▸ **RECORDS TO USE**:
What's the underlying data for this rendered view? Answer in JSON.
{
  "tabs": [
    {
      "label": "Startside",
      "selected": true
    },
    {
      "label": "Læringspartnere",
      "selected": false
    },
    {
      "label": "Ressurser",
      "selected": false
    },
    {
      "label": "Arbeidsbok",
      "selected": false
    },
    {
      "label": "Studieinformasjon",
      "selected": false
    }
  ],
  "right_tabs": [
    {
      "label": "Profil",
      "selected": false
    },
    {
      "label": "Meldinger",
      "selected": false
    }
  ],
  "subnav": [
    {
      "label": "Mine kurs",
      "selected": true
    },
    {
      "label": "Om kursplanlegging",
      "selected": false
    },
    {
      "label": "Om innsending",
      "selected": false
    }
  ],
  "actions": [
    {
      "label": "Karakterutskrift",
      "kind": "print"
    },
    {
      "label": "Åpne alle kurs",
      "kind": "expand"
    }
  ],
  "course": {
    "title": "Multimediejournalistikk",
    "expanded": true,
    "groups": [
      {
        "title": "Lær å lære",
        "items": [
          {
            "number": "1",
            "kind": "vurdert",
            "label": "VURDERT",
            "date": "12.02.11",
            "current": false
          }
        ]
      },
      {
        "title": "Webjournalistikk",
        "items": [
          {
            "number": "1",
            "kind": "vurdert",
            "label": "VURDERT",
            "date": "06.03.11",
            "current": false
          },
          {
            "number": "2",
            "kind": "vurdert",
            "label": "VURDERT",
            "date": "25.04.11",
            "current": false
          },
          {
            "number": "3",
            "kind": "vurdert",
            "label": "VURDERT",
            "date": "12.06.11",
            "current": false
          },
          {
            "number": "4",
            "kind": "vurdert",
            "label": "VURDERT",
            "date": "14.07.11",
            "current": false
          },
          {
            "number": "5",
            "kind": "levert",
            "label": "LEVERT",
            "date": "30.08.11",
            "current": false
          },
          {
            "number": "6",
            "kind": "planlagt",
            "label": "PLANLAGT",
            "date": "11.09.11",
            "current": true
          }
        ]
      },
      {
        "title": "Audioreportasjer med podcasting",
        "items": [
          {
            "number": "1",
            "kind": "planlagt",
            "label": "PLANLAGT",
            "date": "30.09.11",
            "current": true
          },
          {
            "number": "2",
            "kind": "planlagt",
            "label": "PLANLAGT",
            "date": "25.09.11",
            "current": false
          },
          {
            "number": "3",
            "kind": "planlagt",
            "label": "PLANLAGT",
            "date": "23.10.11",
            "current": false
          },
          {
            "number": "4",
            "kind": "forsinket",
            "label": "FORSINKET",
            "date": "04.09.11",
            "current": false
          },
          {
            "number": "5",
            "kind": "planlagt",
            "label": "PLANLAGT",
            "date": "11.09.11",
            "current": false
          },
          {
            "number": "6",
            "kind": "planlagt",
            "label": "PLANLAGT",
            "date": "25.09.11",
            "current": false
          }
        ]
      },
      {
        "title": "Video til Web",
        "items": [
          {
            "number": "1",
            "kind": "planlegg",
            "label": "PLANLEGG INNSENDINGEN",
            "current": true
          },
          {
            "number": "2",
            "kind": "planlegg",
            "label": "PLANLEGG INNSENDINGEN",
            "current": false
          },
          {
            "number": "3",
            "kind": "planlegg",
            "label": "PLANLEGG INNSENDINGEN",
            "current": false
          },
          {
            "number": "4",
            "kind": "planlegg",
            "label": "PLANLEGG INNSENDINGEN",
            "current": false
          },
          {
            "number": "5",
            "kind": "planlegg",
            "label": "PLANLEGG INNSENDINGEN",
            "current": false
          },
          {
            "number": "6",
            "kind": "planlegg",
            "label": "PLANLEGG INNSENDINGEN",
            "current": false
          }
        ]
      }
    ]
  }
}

▸ **GIVEN EXERCISE**: Reproduce the listing above word for word.

▸ **SOLVED PROBLEM**:
What's the underlying data for this rendered view? Answer in JSON.
{
  "tabs": [
    {
      "label": "Startside",
      "selected": true
    },
    {
      "label": "Læringspartnere",
      "selected": false
    },
    {
      "label": "Ressurser",
      "selected": false
    },
    {
      "label": "Arbeidsbok",
      "selected": false
    },
    {
      "label": "Studieinformasjon",
      "selected": false
    }
  ],
  "right_tabs": [
    {
      "label": "Profil",
      "selected": false
    },
    {
      "label": "Meldinger",
      "selected": false
    }
  ],
  "subnav": [
    {
      "label": "Mine kurs",
      "selected": true
    },
    {
      "label": "Om kursplanlegging",
      "selected": false
    },
    {
      "label": "Om innsending",
      "selected": false
    }
  ],
  "actions": [
    {
      "label": "Karakterutskrift",
      "kind": "print"
    },
    {
      "label": "Åpne alle kurs",
      "kind": "expand"
    }
  ],
  "course": {
    "title": "Multimediejournalistikk",
    "expanded": true,
    "groups": [
      {
        "title": "Lær å lære",
        "items": [
          {
            "number": "1",
            "kind": "vurdert",
            "label": "VURDERT",
            "date": "12.02.11",
            "current": false
          }
        ]
      },
      {
        "title": "Webjournalistikk",
        "items": [
          {
            "number": "1",
            "kind": "vurdert",
            "label": "VURDERT",
            "date": "06.03.11",
            "current": false
          },
          {
            "number": "2",
            "kind": "vurdert",
            "label": "VURDERT",
            "date": "25.04.11",
            "current": false
          },
          {
            "number": "3",
            "kind": "vurdert",
            "label": "VURDERT",
            "date": "12.06.11",
            "current": false
          },
          {
            "number": "4",
            "kind": "vurdert",
            "label": "VURDERT",
            "date": "14.07.11",
            "current": false
          },
          {
            "number": "5",
            "kind": "levert",
            "label": "LEVERT",
            "date": "30.08.11",
            "current": false
          },
          {
            "number": "6",
            "kind": "planlagt",
            "label": "PLANLAGT",
            "date": "11.09.11",
            "current": true
          }
        ]
      },
      {
        "title": "Audioreportasjer med podcasting",
        "items": [
          {
            "number": "1",
            "kind": "planlagt",
            "label": "PLANLAGT",
            "date": "30.09.11",
            "current": true
          },
          {
            "number": "2",
            "kind": "planlagt",
            "label": "PLANLAGT",
            "date": "25.09.11",
            "current": false
          },
          {
            "number": "3",
            "kind": "planlagt",
            "label": "PLANLAGT",
            "date": "23.10.11",
            "current": false
          },
          {
            "number": "4",
            "kind": "forsinket",
            "label": "FORSINKET",
            "date": "04.09.11",
            "current": false
          },
          {
            "number": "5",
            "kind": "planlagt",
            "label": "PLANLAGT",
            "date": "11.09.11",
            "current": false
          },
          {
            "number": "6",
            "kind": "planlagt",
            "label": "PLANLAGT",
            "date": "25.09.11",
            "current": false
          }
        ]
      },
      {
        "title": "Video til Web",
        "items": [
          {
            "number": "1",
            "kind": "planlegg",
            "label": "PLANLEGG INNSENDINGEN",
            "current": true
          },
          {
            "number": "2",
            "kind": "planlegg",
            "label": "PLANLEGG INNSENDINGEN",
            "current": false
          },
          {
            "number": "3",
            "kind": "planlegg",
            "label": "PLANLEGG INNSENDINGEN",
            "current": false
          },
          {
            "number": "4",
            "kind": "planlegg",
            "label": "PLANLEGG INNSENDINGEN",
            "current": false
          },
          {
            "number": "5",
            "kind": "planlegg",
            "label": "PLANLEGG INNSENDINGEN",
            "current": false
          },
          {
            "number": "6",
            "kind": "planlegg",
            "label": "PLANLEGG INNSENDINGEN",
            "current": false
          }
        ]
      }
    ]
  }
}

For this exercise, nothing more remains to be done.